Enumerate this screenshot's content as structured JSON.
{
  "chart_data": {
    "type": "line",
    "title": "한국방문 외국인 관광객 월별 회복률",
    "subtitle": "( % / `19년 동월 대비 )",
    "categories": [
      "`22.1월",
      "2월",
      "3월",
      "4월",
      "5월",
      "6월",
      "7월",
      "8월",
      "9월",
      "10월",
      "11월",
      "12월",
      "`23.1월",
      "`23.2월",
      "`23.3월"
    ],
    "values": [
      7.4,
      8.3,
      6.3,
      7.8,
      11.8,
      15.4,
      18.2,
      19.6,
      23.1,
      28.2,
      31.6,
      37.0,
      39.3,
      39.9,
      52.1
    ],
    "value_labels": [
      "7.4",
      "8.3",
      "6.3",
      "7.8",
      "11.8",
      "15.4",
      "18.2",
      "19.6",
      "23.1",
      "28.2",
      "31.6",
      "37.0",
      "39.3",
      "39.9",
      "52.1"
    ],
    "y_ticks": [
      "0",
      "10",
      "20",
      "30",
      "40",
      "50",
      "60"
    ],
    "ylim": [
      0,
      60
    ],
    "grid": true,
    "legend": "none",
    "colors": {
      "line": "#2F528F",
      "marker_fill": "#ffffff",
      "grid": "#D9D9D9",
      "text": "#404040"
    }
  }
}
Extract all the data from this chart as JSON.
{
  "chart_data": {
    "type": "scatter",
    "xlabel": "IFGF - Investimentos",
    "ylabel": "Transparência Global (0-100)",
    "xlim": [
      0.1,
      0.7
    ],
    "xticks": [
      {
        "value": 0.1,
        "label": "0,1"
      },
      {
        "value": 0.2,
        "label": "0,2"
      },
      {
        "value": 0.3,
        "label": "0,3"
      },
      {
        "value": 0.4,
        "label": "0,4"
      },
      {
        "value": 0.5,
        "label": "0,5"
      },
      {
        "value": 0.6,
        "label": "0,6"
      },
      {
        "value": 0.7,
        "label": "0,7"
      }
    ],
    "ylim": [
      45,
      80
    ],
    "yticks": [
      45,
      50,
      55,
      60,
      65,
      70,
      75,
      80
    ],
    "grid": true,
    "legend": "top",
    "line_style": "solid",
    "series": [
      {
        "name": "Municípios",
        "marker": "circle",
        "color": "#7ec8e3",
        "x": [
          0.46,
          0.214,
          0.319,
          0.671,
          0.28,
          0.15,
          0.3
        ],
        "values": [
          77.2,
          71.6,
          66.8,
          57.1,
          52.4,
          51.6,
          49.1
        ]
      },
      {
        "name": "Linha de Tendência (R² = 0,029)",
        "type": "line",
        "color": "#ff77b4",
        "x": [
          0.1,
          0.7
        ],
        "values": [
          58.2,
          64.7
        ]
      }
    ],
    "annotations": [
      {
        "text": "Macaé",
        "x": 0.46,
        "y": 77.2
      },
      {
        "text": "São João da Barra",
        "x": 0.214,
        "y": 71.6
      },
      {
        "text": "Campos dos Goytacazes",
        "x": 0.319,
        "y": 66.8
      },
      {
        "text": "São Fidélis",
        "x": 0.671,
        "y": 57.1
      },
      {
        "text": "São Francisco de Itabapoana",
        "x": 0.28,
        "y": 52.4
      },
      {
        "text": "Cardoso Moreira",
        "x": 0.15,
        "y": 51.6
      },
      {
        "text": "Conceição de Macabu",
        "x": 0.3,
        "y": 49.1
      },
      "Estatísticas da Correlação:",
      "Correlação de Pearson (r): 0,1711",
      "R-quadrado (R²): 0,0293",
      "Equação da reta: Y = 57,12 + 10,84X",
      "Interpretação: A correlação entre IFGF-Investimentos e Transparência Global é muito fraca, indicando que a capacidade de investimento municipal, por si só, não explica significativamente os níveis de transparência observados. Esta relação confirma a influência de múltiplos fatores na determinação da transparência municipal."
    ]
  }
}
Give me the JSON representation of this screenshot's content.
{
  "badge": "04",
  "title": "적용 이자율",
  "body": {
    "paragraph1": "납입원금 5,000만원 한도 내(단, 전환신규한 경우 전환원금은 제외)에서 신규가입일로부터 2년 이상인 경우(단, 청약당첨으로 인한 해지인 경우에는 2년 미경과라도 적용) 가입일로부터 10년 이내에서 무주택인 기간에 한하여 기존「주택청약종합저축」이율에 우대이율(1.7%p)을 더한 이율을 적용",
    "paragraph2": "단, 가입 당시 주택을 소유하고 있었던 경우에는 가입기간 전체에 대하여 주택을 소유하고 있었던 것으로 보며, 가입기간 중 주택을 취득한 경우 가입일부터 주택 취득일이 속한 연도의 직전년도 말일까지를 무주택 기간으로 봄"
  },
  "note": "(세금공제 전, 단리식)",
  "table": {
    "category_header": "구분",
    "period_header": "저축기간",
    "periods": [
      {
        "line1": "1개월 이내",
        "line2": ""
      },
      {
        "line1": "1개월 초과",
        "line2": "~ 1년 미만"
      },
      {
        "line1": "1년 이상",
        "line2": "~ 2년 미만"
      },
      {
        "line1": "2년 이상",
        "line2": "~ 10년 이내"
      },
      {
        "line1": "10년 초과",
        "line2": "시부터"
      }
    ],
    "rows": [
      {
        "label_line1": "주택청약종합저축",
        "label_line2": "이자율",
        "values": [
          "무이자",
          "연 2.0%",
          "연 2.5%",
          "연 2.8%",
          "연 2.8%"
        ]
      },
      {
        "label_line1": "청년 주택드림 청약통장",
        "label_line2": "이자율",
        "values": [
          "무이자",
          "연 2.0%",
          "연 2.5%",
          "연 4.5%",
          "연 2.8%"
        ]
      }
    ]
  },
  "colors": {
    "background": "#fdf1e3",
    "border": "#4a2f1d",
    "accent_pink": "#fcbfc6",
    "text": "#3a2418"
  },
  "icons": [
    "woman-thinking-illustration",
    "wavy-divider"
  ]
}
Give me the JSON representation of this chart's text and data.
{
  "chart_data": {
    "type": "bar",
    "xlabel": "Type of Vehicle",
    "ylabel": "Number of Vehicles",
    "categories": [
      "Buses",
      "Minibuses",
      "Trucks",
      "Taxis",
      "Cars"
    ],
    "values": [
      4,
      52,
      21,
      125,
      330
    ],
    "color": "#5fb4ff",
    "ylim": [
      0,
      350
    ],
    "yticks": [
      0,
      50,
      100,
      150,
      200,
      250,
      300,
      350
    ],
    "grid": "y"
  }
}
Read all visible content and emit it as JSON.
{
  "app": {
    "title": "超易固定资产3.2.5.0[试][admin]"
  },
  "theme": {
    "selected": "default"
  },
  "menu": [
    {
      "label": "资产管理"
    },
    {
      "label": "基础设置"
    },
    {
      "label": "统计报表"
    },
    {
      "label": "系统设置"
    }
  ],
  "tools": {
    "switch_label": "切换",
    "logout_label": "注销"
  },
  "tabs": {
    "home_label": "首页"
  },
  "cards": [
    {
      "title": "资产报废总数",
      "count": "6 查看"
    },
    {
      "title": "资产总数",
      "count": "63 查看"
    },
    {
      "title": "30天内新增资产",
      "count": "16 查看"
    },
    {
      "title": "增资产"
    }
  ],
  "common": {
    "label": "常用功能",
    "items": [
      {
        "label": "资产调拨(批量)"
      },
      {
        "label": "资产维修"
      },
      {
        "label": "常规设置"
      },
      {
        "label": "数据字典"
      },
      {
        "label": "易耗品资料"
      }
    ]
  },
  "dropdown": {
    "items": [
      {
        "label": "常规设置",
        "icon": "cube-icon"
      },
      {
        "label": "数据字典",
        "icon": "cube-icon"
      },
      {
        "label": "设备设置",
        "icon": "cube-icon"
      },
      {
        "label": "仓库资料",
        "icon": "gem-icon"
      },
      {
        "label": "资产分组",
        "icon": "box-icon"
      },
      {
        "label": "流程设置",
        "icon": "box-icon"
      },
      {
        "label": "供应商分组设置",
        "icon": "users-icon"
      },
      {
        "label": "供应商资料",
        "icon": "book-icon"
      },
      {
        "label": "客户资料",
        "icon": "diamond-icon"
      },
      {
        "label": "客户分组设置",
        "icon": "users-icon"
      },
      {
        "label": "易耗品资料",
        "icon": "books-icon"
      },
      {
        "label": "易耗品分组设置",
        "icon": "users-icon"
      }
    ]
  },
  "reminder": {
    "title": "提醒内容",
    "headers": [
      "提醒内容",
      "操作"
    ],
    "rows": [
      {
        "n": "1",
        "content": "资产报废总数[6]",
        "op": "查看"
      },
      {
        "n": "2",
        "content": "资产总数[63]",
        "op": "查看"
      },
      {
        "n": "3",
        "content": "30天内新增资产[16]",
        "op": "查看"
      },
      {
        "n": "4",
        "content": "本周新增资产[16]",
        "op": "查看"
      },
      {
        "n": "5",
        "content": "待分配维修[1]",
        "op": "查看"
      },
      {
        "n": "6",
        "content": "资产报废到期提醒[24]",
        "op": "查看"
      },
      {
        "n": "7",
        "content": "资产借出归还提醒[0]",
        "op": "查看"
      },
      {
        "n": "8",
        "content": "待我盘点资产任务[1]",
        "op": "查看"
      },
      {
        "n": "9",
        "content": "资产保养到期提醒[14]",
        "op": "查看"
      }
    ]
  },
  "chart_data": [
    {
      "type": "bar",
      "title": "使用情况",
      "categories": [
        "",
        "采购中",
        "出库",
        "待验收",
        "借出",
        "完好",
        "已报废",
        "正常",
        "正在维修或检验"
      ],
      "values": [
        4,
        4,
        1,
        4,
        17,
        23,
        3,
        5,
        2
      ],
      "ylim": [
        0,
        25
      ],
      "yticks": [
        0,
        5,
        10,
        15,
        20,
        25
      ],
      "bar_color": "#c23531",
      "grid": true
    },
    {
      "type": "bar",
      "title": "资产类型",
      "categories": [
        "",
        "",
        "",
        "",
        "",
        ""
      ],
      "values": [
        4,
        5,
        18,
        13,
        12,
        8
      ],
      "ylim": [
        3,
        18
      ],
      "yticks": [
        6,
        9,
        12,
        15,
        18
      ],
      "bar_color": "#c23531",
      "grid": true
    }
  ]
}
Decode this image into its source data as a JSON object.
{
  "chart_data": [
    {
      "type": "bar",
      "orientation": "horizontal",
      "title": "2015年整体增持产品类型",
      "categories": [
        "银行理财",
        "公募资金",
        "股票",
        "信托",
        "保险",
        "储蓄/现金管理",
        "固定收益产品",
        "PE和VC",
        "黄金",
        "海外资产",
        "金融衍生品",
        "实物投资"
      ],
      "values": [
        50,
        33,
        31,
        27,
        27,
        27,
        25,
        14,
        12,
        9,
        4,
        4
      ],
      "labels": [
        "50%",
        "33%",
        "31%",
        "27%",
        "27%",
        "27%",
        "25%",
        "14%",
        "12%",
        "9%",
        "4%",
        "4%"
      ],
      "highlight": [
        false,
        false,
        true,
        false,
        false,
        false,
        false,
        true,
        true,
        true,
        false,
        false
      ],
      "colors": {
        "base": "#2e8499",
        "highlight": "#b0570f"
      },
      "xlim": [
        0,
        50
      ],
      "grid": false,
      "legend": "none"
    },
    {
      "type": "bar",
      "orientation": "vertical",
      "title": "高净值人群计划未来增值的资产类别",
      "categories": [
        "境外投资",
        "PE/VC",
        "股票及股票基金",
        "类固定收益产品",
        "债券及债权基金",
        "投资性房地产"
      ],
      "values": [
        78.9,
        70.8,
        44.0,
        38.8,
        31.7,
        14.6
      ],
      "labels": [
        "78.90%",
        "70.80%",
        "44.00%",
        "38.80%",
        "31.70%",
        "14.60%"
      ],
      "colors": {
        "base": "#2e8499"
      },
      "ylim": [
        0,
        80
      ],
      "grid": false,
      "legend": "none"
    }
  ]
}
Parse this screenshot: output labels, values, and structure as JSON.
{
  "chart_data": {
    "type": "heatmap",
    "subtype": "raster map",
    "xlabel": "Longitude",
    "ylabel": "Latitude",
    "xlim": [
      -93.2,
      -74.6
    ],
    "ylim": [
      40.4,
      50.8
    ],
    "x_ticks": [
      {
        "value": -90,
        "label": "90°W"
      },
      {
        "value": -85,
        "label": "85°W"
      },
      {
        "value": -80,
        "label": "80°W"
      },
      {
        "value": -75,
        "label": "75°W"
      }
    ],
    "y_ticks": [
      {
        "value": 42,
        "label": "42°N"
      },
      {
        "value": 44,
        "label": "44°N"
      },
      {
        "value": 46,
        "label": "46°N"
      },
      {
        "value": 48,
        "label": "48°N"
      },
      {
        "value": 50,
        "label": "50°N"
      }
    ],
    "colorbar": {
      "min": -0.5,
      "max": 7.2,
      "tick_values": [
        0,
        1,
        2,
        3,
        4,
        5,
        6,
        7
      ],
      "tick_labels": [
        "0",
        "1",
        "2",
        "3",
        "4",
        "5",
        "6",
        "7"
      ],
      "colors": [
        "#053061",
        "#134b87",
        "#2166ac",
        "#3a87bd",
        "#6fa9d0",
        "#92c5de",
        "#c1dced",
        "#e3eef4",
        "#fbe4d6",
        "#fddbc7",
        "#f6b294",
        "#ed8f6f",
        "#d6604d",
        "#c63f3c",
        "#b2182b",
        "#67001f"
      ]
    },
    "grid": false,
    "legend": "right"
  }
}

- DIRECTIVE: Go through the material above and count the lines that contain "JSON"; give that number alone.

- ANSWER TO THIS PROBLEM: 7